▸ **Task requirements**:
[1] Answer these questions using the Craftsman GT5000 post, one answer per line, marked like the questions.
(a) What horsepower does the Briggs engine have?
(b) Which cylinder had both its intake and exhaust pushrods bent?
(c) What part did the poster remove from the backfire solenoid?
[2] For each statement, say yes or no according to the Craftsman GT5000 post, and quote the words from the post that decide it.
(a) The poster lashed the valves without help last summer.
(b) The poster has already adjusted the governor.
(c) After the carb rebuild, the tractor had more power than before.

===== Text extract

# Craftsman GT5000 bogs down when blades engage



## ticknackett (Jun 12, 2013)

The tractor I believe is a 2003, it's a Craftsman GT5000 (917.276320) with a 24 hp Briggs (446677.0470.e1). Here's the story, I am an amateur mechanic and I know enough to do a lot but I still have a lot to learn. It has been running fine up until last summer when it began starting hard, I didn't know how to lash valves at the time so I had a mower guy do it, it started better but still hard and before I put it down for winter it was backfiring while idling and running kind of rough. This spring I did a tune up, plugs, oil, air and fuel filter but when I tried to start it it wouldn't turn over. Pulled the covers to lash the valves, #2 cylinder lashed up fine no problem, #1 however bent both intake and exhaust pushrods, ended up replacing the whole cylinder head assembly, rockers pushrods. Cylinder wall was flawless, engine turned over nicely. after I put everything together, lashed all valves, it started perfectly, no hard starting, it surged a little at idle but ran nicely. Went to mow with it for the first time with new blades and a perfectly clean deck and as soon as I engaged the blades it bogged for a few seconds and died, after engine warmed up for a little while I could get it to spin up the blades but had to mow very slowly, thought it must have been carb. Rebuilt the carb, while I was cleaning parts with a can of cleaner I spraying it through the white plastic emulsion body/tube and one of the jets popped out and I put it back in, that was the only incident during carb rebuild, I also removed the plunger from the backfire solenoid because that was a stupid thing to add in the first place and I didn't want to deal with it if it failed, and now it runs better, has more power than before, but still not what it should be, spins up the blades kinda slowly and bogs when mowing at normal speed. Pulled the deck and checked all belts and pulleys for binding and they all spin freely, new blades, greased fittings, still bogs, haven't messed with idle or governor at all, any help?

==========
===== Records provided

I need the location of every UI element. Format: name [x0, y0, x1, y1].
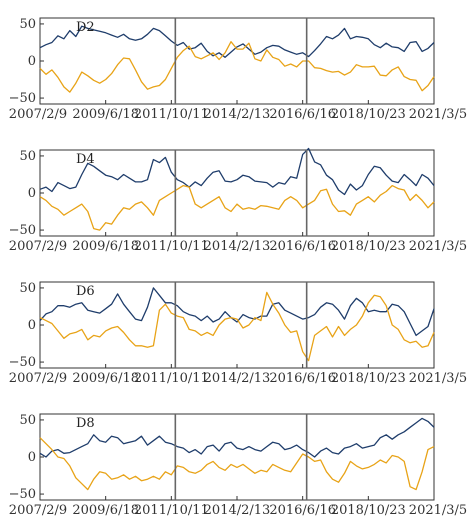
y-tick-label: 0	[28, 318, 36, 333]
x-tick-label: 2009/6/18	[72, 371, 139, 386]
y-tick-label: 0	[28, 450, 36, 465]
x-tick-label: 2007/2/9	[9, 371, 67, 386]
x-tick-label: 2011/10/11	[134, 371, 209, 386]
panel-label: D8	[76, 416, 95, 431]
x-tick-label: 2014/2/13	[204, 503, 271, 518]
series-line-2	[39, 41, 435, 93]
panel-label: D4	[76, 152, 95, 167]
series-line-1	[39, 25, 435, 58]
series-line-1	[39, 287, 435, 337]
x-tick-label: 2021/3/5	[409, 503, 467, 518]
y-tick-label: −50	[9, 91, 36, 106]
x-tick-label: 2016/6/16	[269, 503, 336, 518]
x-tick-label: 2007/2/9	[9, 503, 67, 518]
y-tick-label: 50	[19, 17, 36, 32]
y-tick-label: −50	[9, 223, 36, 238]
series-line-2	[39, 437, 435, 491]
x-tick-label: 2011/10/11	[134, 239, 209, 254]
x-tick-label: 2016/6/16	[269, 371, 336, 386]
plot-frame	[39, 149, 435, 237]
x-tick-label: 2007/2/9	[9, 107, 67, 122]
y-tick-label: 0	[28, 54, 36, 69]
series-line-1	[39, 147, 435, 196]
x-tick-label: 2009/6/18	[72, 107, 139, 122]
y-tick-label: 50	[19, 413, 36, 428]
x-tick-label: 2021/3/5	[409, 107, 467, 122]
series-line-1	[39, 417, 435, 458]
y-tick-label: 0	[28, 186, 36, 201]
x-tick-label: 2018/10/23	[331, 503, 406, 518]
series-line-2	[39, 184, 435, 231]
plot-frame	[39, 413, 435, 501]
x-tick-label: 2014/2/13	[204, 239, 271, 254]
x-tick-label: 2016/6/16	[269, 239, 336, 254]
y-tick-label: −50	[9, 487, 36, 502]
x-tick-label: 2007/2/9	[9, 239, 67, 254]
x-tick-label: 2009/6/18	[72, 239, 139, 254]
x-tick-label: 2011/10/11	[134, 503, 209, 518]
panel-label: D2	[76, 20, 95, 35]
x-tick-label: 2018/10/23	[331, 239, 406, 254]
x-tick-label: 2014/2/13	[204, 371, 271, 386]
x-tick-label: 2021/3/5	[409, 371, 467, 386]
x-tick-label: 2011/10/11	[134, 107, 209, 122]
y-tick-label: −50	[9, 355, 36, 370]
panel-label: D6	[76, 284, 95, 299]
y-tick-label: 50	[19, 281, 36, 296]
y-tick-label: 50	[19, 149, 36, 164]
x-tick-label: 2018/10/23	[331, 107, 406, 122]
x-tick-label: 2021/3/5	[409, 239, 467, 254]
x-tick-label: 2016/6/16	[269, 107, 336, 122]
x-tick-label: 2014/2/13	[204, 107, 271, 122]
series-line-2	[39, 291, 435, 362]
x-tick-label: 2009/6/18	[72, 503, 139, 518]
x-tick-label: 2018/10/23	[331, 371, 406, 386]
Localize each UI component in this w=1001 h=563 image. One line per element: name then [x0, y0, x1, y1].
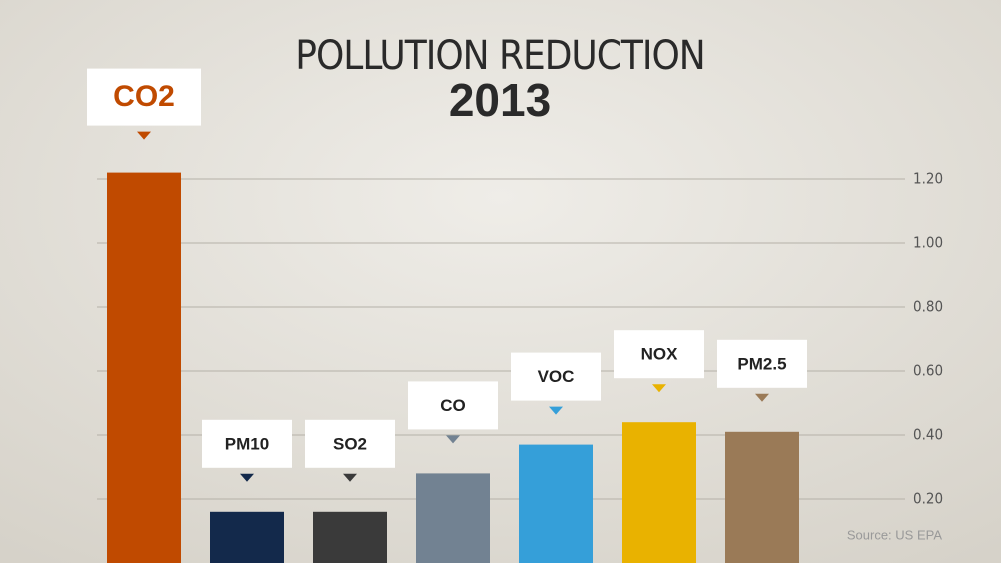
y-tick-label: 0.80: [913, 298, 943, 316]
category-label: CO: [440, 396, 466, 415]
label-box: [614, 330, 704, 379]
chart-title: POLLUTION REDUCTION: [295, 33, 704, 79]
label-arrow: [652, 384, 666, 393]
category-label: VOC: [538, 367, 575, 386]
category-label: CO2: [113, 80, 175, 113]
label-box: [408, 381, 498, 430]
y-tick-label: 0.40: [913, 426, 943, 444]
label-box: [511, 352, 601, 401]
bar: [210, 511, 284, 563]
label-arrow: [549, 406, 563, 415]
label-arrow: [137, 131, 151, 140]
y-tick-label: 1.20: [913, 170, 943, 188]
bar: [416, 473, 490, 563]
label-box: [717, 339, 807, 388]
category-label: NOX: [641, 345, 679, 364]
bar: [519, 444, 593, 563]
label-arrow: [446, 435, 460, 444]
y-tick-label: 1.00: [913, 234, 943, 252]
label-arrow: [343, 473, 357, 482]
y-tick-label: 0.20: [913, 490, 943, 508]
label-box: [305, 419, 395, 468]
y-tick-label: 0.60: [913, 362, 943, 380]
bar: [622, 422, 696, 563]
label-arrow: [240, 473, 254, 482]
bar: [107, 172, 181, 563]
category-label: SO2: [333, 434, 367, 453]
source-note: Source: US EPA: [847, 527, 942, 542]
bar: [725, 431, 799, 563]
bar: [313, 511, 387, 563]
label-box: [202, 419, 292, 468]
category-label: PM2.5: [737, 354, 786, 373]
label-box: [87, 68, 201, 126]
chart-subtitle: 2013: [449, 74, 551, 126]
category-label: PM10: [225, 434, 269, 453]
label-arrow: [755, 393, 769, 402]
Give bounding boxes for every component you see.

==========

▸ **The replies**:
[1]
(a) 24 hp
(b) The #1 cylinder
(c) The plunger

[2]
(a) No: "I didn't know how to lash valves at the time so I had a mower guy do it"
(b) No: "haven't messed with idle or governor at all"
(c) Yes: "and now it runs better, has more power than before"